What the task asks:
Could you copy out, character for character, the part of the material below that opens with the line containing "UI element localization: list" and closes with the line containing "data-point xyxy=(443,130,456,143)", including both of those lines?

Given records:
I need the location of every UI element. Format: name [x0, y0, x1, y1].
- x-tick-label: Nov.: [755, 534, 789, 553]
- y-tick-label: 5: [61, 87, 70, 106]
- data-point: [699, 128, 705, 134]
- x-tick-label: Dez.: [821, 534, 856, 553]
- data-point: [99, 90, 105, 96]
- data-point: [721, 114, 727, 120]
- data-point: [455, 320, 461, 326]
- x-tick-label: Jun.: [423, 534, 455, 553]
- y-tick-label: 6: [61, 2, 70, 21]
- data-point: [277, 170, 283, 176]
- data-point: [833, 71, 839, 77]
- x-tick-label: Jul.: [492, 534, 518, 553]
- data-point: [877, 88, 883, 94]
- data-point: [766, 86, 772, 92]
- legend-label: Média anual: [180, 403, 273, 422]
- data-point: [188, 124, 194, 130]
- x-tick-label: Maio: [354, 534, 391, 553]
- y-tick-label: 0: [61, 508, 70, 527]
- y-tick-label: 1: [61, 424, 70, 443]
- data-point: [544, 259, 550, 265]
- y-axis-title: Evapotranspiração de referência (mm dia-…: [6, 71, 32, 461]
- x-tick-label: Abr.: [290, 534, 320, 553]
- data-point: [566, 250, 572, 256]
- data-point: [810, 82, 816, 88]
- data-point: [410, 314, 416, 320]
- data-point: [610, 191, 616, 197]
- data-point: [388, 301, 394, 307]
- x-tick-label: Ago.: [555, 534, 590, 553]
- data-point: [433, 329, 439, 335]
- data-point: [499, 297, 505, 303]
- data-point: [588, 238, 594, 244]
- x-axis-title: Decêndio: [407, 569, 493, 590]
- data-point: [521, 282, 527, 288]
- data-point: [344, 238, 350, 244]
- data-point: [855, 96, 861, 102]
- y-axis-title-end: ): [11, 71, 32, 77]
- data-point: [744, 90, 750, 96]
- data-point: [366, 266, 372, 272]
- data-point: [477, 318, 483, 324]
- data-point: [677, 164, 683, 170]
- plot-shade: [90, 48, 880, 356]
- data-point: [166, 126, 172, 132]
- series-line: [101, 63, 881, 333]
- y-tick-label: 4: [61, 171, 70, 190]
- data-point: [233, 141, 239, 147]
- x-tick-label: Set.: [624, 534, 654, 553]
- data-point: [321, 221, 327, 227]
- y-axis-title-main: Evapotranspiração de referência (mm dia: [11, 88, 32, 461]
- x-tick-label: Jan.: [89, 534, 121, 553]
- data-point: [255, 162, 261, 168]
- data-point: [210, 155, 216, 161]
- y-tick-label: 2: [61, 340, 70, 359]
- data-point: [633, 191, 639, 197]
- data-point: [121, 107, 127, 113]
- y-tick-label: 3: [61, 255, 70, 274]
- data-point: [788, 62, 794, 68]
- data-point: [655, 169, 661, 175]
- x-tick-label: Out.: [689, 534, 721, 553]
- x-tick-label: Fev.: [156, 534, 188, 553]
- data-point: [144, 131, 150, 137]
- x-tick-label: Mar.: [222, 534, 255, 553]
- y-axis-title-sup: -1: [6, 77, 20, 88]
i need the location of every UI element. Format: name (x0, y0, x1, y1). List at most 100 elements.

...

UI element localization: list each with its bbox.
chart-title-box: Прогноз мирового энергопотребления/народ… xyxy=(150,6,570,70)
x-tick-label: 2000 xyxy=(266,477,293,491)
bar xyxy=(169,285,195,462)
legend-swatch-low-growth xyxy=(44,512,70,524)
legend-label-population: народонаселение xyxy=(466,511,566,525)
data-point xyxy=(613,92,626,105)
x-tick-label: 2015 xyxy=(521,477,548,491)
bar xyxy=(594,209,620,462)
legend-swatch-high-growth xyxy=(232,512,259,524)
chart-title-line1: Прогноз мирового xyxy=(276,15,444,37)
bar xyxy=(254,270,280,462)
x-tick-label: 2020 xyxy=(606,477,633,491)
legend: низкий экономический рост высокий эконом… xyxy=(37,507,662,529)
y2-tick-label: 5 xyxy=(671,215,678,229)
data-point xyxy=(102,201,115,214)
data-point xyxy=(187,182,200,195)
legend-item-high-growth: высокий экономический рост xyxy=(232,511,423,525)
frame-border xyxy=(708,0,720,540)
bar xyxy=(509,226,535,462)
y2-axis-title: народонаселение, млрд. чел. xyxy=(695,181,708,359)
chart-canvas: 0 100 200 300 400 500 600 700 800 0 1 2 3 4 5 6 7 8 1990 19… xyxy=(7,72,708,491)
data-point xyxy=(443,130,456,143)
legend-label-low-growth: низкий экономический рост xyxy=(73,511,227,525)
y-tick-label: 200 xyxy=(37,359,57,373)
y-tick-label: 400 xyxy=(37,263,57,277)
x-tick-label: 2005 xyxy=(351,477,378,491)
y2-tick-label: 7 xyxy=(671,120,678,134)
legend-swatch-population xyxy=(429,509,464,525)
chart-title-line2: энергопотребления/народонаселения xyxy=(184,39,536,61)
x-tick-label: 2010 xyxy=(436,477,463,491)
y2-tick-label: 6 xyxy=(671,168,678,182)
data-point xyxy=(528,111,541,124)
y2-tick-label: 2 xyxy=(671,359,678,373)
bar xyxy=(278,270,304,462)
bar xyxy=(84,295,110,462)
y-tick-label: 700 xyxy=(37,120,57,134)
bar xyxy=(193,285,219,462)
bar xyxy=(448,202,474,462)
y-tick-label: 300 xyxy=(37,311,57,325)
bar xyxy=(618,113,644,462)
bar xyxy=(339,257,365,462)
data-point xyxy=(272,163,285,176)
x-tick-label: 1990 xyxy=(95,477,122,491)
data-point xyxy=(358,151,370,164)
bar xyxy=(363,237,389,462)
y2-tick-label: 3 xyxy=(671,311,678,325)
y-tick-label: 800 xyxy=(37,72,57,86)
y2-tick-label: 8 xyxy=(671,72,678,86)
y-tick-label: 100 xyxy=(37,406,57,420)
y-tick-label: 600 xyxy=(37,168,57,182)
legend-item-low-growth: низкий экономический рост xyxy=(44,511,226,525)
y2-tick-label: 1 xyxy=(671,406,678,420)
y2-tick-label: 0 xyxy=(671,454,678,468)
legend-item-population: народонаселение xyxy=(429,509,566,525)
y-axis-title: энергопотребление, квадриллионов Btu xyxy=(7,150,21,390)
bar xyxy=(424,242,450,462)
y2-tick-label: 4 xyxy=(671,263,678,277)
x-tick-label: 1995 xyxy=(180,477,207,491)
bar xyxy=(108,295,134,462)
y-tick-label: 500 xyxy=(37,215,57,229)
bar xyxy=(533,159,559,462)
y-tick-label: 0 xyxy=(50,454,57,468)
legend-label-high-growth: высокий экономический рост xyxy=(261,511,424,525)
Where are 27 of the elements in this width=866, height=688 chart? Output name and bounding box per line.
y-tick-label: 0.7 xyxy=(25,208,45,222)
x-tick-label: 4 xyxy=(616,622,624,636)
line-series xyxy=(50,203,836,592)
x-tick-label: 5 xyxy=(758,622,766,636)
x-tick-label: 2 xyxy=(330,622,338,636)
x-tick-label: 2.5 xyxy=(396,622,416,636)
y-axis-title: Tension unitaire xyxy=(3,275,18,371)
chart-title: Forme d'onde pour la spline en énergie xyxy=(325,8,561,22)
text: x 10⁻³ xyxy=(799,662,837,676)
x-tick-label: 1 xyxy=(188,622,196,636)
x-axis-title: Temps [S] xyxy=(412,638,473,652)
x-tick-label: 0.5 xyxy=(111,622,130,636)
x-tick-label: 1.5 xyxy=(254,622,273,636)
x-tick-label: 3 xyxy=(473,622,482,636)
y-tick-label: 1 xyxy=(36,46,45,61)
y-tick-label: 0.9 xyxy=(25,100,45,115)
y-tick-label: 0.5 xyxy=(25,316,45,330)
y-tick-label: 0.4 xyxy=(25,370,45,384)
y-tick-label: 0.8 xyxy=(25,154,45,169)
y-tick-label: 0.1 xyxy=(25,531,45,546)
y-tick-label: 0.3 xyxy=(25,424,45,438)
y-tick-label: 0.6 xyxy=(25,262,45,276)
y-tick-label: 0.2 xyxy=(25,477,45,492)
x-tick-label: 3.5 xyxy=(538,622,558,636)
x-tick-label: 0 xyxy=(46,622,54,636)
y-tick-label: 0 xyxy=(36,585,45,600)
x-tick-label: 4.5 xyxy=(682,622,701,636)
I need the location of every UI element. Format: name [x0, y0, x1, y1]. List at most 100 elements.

Response to this task:
UI element localization: list each with its bbox.
chart-title-box: Прогноз мирового энергопотребления/народ… xyxy=(150,6,570,70)
x-tick-label: 2000 xyxy=(266,477,293,491)
bar xyxy=(169,285,195,462)
legend-swatch-low-growth xyxy=(44,512,70,524)
legend-label-population: народонаселение xyxy=(466,511,566,525)
data-point xyxy=(613,92,626,105)
x-tick-label: 2015 xyxy=(521,477,548,491)
bar xyxy=(594,209,620,462)
legend-swatch-high-growth xyxy=(232,512,259,524)
chart-title-line1: Прогноз мирового xyxy=(276,15,444,37)
bar xyxy=(254,270,280,462)
x-tick-label: 2020 xyxy=(606,477,633,491)
legend: низкий экономический рост высокий эконом… xyxy=(37,507,662,529)
y2-tick-label: 5 xyxy=(671,215,678,229)
data-point xyxy=(102,201,115,214)
data-point xyxy=(187,182,200,195)
legend-item-high-growth: высокий экономический рост xyxy=(232,511,423,525)
frame-border xyxy=(708,0,720,540)
bar xyxy=(509,226,535,462)
y2-axis-title: народонаселение, млрд. чел. xyxy=(695,181,708,359)
chart-canvas: 0 100 200 300 400 500 600 700 800 0 1 2 3 4 5 6 7 8 1990 19… xyxy=(7,72,708,491)
data-point xyxy=(443,130,456,143)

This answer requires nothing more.